**Exercise directions**:
Print the data exactly as it is given, please.

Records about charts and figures
+ + + + + + +
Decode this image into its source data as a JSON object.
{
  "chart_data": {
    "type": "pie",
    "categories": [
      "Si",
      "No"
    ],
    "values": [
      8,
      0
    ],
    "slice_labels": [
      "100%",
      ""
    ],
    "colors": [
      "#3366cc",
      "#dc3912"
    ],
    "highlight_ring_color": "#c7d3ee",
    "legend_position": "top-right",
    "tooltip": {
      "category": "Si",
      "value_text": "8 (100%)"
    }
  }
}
+ + + + + + +
**Solution for this exercise**:
Decode this image into its source data as a JSON object.
{
  "chart_data": {
    "type": "pie",
    "categories": [
      "Si",
      "No"
    ],
    "values": [
      8,
      0
    ],
    "slice_labels": [
      "100%",
      ""
    ],
    "colors": [
      "#3366cc",
      "#dc3912"
    ],
    "highlight_ring_color": "#c7d3ee",
    "legend_position": "top-right",
    "tooltip": {
      "category": "Si",
      "value_text": "8 (100%)"
    }
  }
}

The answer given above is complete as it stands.